Reproduce each of the lines word for word.

---- MATERIAL PROVIDED

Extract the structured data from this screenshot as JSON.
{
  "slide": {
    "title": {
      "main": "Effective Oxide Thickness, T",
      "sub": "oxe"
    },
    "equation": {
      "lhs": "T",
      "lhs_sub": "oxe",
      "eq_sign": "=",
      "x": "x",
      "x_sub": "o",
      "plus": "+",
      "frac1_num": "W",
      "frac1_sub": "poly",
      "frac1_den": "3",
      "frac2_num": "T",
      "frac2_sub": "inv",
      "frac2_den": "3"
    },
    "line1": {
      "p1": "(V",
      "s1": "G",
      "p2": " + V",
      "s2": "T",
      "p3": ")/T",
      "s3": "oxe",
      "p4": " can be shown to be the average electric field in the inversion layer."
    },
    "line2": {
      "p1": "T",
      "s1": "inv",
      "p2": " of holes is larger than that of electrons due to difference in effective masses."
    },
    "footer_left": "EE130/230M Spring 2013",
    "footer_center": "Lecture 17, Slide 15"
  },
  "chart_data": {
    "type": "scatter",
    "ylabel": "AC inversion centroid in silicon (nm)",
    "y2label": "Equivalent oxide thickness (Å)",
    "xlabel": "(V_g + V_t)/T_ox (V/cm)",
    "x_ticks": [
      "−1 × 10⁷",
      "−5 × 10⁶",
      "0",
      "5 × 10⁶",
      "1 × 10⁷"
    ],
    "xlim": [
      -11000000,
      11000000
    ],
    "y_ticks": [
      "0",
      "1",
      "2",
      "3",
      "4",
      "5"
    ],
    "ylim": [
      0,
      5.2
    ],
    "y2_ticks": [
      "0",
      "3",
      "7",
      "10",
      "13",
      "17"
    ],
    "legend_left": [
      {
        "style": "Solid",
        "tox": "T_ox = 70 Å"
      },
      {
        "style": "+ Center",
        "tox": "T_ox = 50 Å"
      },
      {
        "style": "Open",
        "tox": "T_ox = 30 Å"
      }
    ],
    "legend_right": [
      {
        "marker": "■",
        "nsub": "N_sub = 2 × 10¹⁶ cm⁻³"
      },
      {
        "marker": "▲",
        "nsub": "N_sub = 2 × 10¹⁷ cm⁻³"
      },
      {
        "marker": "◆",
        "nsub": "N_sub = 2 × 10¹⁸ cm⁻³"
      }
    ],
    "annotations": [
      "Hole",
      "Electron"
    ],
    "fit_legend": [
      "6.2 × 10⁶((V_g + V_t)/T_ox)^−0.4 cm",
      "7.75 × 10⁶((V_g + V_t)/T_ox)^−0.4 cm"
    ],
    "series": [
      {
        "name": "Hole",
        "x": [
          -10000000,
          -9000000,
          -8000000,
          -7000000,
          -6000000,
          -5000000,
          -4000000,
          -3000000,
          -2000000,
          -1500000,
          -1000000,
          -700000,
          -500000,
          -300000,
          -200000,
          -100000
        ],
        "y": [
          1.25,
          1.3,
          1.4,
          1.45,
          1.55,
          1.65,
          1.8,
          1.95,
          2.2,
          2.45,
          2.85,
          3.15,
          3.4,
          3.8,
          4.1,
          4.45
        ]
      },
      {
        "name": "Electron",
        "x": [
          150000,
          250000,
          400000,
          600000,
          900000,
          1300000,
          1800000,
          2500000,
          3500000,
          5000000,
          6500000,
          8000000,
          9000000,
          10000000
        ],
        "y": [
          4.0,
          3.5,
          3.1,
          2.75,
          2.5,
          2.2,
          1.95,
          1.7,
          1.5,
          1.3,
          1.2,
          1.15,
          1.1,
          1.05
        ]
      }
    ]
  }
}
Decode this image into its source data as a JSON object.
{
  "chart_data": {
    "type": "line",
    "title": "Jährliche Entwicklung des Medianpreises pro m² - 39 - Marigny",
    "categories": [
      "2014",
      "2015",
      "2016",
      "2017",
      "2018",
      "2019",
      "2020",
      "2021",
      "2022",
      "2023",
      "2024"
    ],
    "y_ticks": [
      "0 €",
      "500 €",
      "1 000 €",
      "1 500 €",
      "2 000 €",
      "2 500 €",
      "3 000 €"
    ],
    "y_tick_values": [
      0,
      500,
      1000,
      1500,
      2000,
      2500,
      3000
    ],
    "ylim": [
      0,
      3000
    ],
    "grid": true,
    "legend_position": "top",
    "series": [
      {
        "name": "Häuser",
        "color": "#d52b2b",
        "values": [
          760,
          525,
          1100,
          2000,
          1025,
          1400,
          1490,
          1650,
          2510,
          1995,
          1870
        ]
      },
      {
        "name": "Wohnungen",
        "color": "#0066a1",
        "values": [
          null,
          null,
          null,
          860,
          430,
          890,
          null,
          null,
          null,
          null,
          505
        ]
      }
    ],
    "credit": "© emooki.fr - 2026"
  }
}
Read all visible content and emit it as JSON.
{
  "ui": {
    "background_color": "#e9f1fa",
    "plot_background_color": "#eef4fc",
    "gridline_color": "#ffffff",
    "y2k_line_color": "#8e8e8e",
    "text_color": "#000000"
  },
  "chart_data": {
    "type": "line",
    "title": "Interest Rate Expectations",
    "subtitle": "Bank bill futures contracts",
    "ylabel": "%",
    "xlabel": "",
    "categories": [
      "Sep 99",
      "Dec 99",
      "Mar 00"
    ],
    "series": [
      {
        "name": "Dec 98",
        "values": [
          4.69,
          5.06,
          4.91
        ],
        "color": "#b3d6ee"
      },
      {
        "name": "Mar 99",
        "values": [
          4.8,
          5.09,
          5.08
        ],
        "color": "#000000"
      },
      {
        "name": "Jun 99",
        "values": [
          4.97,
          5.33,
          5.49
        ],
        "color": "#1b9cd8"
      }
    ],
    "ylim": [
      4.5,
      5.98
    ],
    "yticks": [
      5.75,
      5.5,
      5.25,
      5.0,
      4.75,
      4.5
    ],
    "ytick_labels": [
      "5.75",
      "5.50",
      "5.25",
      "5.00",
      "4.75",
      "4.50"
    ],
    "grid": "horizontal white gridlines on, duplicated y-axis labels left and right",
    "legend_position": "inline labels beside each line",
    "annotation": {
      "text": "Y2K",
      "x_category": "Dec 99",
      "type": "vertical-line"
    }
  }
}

--------

▶ **WORKED ANSWER**:
Extract the structured data from this screenshot as JSON.
{
  "slide": {
    "title": {
      "main": "Effective Oxide Thickness, T",
      "sub": "oxe"
    },
    "equation": {
      "lhs": "T",
      "lhs_sub": "oxe",
      "eq_sign": "=",
      "x": "x",
      "x_sub": "o",
      "plus": "+",
      "frac1_num": "W",
      "frac1_sub": "poly",
      "frac1_den": "3",
      "frac2_num": "T",
      "frac2_sub": "inv",
      "frac2_den": "3"
    },
    "line1": {
      "p1": "(V",
      "s1": "G",
      "p2": " + V",
      "s2": "T",
      "p3": ")/T",
      "s3": "oxe",
      "p4": " can be shown to be the average electric field in the inversion layer."
    },
    "line2": {
      "p1": "T",
      "s1": "inv",
      "p2": " of holes is larger than that of electrons due to difference in effective masses."
    },
    "footer_left": "EE130/230M Spring 2013",
    "footer_center": "Lecture 17, Slide 15"
  },
  "chart_data": {
    "type": "scatter",
    "ylabel": "AC inversion centroid in silicon (nm)",
    "y2label": "Equivalent oxide thickness (Å)",
    "xlabel": "(V_g + V_t)/T_ox (V/cm)",
    "x_ticks": [
      "−1 × 10⁷",
      "−5 × 10⁶",
      "0",
      "5 × 10⁶",
      "1 × 10⁷"
    ],
    "xlim": [
      -11000000,
      11000000
    ],
    "y_ticks": [
      "0",
      "1",
      "2",
      "3",
      "4",
      "5"
    ],
    "ylim": [
      0,
      5.2
    ],
    "y2_ticks": [
      "0",
      "3",
      "7",
      "10",
      "13",
      "17"
    ],
    "legend_left": [
      {
        "style": "Solid",
        "tox": "T_ox = 70 Å"
      },
      {
        "style": "+ Center",
        "tox": "T_ox = 50 Å"
      },
      {
        "style": "Open",
        "tox": "T_ox = 30 Å"
      }
    ],
    "legend_right": [
      {
        "marker": "■",
        "nsub": "N_sub = 2 × 10¹⁶ cm⁻³"
      },
      {
        "marker": "▲",
        "nsub": "N_sub = 2 × 10¹⁷ cm⁻³"
      },
      {
        "marker": "◆",
        "nsub": "N_sub = 2 × 10¹⁸ cm⁻³"
      }
    ],
    "annotations": [
      "Hole",
      "Electron"
    ],
    "fit_legend": [
      "6.2 × 10⁶((V_g + V_t)/T_ox)^−0.4 cm",
      "7.75 × 10⁶((V_g + V_t)/T_ox)^−0.4 cm"
    ],
    "series": [
      {
        "name": "Hole",
        "x": [
          -10000000,
          -9000000,
          -8000000,
          -7000000,
          -6000000,
          -5000000,
          -4000000,
          -3000000,
          -2000000,
          -1500000,
          -1000000,
          -700000,
          -500000,
          -300000,
          -200000,
          -100000
        ],
        "y": [
          1.25,
          1.3,
          1.4,
          1.45,
          1.55,
          1.65,
          1.8,
          1.95,
          2.2,
          2.45,
          2.85,
          3.15,
          3.4,
          3.8,
          4.1,
          4.45
        ]
      },
      {
        "name": "Electron",
        "x": [
          150000,
          250000,
          400000,
          600000,
          900000,
          1300000,
          1800000,
          2500000,
          3500000,
          5000000,
          6500000,
          8000000,
          9000000,
          10000000
        ],
        "y": [
          4.0,
          3.5,
          3.1,
          2.75,
          2.5,
          2.2,
          1.95,
          1.7,
          1.5,
          1.3,
          1.2,
          1.15,
          1.1,
          1.05
        ]
      }
    ]
  }
}
Decode this image into its source data as a JSON object.
{
  "chart_data": {
    "type": "line",
    "title": "Jährliche Entwicklung des Medianpreises pro m² - 39 - Marigny",
    "categories": [
      "2014",
      "2015",
      "2016",
      "2017",
      "2018",
      "2019",
      "2020",
      "2021",
      "2022",
      "2023",
      "2024"
    ],
    "y_ticks": [
      "0 €",
      "500 €",
      "1 000 €",
      "1 500 €",
      "2 000 €",
      "2 500 €",
      "3 000 €"
    ],
    "y_tick_values": [
      0,
      500,
      1000,
      1500,
      2000,
      2500,
      3000
    ],
    "ylim": [
      0,
      3000
    ],
    "grid": true,
    "legend_position": "top",
    "series": [
      {
        "name": "Häuser",
        "color": "#d52b2b",
        "values": [
          760,
          525,
          1100,
          2000,
          1025,
          1400,
          1490,
          1650,
          2510,
          1995,
          1870
        ]
      },
      {
        "name": "Wohnungen",
        "color": "#0066a1",
        "values": [
          null,
          null,
          null,
          860,
          430,
          890,
          null,
          null,
          null,
          null,
          505
        ]
      }
    ],
    "credit": "© emooki.fr - 2026"
  }
}
Read all visible content and emit it as JSON.
{
  "ui": {
    "background_color": "#e9f1fa",
    "plot_background_color": "#eef4fc",
    "gridline_color": "#ffffff",
    "y2k_line_color": "#8e8e8e",
    "text_color": "#000000"
  },
  "chart_data": {
    "type": "line",
    "title": "Interest Rate Expectations",
    "subtitle": "Bank bill futures contracts",
    "ylabel": "%",
    "xlabel": "",
    "categories": [
      "Sep 99",
      "Dec 99",
      "Mar 00"
    ],
    "series": [
      {
        "name": "Dec 98",
        "values": [
          4.69,
          5.06,
          4.91
        ],
        "color": "#b3d6ee"
      },
      {
        "name": "Mar 99",
        "values": [
          4.8,
          5.09,
          5.08
        ],
        "color": "#000000"
      },
      {
        "name": "Jun 99",
        "values": [
          4.97,
          5.33,
          5.49
        ],
        "color": "#1b9cd8"
      }
    ],
    "ylim": [
      4.5,
      5.98
    ],
    "yticks": [
      5.75,
      5.5,
      5.25,
      5.0,
      4.75,
      4.5
    ],
    "ytick_labels": [
      "5.75",
      "5.50",
      "5.25",
      "5.00",
      "4.75",
      "4.50"
    ],
    "grid": "horizontal white gridlines on, duplicated y-axis labels left and right",
    "legend_position": "inline labels beside each line",
    "annotation": {
      "text": "Y2K",
      "x_category": "Dec 99",
      "type": "vertical-line"
    }
  }
}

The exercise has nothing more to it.